▸ Your instructions:
Check every line of the entries for "Yellowstone", and copy the lines that hold it.

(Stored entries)

++++++++++++++++++++

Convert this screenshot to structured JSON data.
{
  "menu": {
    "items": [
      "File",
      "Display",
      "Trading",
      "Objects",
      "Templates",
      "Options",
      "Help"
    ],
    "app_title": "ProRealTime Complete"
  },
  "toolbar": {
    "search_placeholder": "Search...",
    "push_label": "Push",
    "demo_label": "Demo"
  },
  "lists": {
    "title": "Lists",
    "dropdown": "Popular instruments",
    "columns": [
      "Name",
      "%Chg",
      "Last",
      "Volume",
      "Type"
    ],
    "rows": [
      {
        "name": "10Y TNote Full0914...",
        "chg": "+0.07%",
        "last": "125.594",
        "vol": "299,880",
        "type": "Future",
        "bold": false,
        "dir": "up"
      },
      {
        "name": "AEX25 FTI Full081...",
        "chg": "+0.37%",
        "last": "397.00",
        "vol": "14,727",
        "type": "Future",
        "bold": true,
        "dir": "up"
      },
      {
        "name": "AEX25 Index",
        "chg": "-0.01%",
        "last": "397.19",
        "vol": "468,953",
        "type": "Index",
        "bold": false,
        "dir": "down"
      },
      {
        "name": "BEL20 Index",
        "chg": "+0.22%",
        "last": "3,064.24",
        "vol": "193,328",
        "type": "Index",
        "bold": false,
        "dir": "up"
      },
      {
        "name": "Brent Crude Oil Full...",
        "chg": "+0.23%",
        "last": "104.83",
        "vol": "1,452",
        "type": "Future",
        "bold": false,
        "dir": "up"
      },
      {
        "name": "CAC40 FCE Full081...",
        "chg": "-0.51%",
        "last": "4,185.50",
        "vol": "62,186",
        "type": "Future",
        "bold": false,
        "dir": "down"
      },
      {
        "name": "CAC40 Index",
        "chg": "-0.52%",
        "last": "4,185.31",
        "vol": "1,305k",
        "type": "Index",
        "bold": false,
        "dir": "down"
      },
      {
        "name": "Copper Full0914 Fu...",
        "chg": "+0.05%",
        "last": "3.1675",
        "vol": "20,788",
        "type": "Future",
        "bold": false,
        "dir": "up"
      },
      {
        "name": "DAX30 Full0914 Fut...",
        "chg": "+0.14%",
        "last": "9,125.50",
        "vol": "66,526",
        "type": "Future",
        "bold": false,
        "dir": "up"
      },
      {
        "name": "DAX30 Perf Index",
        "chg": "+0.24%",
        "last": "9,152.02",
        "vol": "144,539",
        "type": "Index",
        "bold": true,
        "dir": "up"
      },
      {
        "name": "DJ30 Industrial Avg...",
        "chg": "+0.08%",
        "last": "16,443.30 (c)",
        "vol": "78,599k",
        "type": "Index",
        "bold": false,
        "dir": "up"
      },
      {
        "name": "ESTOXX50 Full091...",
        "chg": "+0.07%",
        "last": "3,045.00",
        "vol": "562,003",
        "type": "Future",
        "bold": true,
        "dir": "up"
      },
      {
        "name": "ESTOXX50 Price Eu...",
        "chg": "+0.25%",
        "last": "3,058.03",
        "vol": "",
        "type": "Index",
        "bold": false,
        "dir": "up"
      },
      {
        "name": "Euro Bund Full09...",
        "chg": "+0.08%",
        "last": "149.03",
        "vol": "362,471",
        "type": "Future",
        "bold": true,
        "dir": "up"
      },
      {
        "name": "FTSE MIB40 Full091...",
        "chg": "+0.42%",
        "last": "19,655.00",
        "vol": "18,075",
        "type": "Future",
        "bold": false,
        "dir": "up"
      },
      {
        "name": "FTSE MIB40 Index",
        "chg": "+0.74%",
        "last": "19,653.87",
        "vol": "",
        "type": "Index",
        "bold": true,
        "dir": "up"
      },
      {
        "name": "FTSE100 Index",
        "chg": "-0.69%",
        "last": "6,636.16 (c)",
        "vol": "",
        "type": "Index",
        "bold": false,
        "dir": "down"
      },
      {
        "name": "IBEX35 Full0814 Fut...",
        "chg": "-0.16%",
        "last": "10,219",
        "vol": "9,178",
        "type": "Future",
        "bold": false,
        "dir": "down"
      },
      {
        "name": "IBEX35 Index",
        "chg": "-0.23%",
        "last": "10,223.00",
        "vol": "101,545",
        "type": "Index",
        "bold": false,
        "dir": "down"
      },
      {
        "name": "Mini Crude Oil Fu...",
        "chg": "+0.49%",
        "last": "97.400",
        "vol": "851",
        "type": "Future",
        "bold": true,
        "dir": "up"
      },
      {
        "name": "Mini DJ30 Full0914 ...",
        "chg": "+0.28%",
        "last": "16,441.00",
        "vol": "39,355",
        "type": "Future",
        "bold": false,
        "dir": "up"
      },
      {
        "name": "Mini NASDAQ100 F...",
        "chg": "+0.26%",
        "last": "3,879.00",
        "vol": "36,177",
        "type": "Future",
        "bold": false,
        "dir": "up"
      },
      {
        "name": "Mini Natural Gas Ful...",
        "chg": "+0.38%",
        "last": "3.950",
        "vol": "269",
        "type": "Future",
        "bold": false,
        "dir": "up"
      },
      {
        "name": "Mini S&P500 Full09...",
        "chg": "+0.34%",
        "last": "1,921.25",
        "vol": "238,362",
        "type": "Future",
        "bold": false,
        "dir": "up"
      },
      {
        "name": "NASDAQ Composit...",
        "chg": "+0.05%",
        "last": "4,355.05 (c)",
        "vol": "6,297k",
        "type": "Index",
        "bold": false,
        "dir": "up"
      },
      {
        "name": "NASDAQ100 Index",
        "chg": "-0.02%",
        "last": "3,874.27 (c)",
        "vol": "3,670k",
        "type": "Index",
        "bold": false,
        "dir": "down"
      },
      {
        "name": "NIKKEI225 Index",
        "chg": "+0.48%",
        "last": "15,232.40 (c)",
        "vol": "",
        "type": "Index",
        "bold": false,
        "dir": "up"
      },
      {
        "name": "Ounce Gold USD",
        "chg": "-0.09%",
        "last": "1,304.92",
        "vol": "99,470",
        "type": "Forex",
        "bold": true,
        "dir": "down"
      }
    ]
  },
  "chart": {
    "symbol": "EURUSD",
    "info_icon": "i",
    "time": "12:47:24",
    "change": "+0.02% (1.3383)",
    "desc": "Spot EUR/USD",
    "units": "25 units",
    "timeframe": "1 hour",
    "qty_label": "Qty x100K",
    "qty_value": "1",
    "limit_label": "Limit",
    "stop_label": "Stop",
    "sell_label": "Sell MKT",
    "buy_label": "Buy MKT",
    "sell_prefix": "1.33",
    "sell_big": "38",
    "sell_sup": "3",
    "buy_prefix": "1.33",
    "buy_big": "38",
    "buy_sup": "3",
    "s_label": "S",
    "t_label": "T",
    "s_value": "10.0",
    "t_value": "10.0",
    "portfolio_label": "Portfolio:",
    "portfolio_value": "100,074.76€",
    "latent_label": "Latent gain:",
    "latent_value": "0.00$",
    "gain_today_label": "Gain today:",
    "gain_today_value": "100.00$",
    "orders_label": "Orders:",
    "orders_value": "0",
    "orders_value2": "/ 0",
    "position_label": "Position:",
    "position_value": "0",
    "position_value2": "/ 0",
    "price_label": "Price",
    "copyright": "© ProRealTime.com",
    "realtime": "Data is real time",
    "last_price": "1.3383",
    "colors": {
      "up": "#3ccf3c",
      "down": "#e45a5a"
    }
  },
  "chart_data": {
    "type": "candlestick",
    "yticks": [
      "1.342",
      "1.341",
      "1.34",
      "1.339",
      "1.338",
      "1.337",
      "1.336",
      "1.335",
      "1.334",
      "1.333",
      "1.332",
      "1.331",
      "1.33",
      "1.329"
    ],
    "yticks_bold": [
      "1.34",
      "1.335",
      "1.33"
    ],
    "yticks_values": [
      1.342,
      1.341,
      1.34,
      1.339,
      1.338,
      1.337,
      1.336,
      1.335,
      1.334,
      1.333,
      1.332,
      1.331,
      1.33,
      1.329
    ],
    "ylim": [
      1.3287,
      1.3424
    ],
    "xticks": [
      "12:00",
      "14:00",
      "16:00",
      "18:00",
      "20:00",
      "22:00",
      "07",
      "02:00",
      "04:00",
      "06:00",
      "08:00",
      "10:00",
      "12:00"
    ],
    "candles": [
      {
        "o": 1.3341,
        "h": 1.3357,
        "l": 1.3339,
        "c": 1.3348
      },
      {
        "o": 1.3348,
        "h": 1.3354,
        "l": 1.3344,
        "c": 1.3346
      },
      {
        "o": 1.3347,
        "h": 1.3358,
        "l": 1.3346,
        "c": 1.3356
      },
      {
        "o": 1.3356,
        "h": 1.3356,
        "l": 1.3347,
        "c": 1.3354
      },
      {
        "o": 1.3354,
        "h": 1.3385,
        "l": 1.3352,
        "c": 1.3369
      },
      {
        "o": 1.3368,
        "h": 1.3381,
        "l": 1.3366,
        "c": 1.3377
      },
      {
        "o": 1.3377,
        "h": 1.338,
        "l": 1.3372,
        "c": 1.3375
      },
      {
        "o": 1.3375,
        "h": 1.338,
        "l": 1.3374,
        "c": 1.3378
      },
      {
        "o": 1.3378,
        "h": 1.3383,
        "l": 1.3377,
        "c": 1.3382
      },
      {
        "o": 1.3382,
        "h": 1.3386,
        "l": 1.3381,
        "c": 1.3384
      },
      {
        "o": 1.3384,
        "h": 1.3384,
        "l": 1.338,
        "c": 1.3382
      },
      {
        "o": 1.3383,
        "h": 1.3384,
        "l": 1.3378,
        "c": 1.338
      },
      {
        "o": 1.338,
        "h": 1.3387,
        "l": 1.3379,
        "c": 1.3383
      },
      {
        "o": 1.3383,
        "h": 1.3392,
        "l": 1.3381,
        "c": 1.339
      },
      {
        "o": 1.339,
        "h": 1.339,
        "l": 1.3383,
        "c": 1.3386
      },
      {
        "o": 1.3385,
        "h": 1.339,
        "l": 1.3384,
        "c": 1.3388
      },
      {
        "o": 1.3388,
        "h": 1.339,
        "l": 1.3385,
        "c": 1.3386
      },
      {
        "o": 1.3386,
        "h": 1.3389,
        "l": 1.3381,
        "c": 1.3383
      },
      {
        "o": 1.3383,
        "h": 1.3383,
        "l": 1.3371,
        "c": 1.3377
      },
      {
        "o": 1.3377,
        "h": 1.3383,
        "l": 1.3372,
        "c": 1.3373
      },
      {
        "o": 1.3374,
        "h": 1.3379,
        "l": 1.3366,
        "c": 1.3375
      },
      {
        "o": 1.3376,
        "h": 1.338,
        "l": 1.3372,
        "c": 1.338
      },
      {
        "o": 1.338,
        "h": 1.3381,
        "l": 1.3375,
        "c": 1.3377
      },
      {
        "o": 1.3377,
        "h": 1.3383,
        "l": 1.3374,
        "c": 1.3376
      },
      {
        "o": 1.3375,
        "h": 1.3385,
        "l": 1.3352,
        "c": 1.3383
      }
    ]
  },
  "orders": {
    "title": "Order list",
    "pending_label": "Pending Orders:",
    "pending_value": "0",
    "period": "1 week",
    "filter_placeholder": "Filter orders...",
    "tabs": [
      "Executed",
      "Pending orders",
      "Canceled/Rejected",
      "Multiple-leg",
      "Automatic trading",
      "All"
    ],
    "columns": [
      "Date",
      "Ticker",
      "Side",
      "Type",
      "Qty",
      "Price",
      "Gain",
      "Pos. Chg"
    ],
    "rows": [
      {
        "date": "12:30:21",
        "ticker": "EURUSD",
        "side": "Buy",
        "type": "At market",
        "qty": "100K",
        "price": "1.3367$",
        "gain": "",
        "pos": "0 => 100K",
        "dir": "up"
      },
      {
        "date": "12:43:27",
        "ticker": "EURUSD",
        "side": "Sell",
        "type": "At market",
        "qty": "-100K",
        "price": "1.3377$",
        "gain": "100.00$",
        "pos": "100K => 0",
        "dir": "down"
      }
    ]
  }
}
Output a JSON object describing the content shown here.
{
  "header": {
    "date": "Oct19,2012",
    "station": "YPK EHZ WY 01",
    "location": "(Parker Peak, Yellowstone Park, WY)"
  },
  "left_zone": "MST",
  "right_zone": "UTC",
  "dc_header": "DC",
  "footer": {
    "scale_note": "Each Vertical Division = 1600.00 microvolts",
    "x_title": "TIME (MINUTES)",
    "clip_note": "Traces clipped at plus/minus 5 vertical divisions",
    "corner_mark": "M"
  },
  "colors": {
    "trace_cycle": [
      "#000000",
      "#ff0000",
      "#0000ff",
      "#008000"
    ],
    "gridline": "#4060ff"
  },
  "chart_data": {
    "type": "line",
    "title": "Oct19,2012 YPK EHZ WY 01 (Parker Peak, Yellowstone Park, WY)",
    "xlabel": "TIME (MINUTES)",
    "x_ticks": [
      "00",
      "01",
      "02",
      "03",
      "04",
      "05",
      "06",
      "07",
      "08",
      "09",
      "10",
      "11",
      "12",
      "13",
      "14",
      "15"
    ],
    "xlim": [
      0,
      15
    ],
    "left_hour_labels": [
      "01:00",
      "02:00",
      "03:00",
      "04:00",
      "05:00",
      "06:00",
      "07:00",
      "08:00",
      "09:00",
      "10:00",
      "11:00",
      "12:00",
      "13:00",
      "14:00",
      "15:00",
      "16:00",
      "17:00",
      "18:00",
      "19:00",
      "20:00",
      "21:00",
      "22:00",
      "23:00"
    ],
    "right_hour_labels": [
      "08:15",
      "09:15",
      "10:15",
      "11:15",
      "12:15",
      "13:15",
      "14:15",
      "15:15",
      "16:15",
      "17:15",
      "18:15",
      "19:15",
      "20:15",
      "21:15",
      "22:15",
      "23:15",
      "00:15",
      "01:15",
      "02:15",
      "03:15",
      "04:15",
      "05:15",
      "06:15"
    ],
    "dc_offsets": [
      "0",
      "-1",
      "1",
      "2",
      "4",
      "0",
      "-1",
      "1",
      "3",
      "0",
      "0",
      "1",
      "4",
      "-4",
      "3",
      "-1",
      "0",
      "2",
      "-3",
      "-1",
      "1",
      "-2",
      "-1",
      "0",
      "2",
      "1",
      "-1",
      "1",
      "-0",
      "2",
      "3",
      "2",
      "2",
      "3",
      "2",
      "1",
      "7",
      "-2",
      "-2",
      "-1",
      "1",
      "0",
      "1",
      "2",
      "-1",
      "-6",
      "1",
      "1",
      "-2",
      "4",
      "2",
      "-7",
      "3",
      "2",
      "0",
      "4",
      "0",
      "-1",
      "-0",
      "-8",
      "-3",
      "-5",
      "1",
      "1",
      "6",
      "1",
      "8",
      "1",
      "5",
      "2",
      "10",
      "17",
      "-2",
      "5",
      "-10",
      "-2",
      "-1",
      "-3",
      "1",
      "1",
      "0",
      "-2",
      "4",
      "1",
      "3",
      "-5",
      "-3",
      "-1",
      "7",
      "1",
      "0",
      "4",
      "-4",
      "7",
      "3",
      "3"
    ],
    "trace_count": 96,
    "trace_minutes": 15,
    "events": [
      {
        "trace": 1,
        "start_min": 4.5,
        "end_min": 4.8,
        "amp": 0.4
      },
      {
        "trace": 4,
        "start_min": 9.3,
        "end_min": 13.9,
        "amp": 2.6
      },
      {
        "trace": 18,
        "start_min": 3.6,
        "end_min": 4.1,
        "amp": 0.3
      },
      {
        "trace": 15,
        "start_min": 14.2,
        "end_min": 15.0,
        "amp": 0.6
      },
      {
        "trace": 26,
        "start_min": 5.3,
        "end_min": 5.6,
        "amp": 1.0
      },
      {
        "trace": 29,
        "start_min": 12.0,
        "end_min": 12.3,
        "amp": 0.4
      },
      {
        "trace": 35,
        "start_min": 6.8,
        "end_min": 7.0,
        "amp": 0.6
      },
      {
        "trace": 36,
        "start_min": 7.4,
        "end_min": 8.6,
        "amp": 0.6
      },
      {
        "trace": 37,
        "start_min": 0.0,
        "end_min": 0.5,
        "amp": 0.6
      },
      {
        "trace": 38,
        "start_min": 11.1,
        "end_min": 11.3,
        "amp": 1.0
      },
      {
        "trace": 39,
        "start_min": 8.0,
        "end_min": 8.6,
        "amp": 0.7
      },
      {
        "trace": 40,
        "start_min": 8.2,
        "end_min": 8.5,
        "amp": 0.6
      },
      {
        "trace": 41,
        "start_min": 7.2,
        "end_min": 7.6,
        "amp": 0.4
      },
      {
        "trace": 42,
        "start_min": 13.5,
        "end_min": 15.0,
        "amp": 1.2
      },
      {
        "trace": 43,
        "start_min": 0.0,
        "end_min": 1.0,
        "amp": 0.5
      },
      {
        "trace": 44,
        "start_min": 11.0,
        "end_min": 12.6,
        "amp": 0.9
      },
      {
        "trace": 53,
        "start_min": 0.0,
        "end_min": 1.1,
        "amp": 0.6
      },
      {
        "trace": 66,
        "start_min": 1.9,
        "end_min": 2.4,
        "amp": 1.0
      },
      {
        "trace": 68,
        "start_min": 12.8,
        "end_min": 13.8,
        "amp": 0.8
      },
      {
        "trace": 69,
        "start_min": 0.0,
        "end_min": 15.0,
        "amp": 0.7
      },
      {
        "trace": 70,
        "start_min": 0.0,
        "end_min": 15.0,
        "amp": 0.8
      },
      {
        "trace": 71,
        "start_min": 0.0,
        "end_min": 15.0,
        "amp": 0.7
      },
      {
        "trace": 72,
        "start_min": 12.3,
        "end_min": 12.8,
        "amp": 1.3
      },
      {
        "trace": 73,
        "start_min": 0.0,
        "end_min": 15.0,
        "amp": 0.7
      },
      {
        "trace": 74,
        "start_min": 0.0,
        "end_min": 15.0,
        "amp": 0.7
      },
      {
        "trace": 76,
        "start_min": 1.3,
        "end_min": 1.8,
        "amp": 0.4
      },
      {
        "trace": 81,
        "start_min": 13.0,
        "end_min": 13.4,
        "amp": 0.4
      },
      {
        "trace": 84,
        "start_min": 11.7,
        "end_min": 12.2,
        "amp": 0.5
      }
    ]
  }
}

++++++++++++++++++++

▸ Final answer:
    "location": "(Parker Peak, Yellowstone Park, WY)"
    "title": "Oct19,2012 YPK EHZ WY 01 (Parker Peak, Yellowstone Park, WY)",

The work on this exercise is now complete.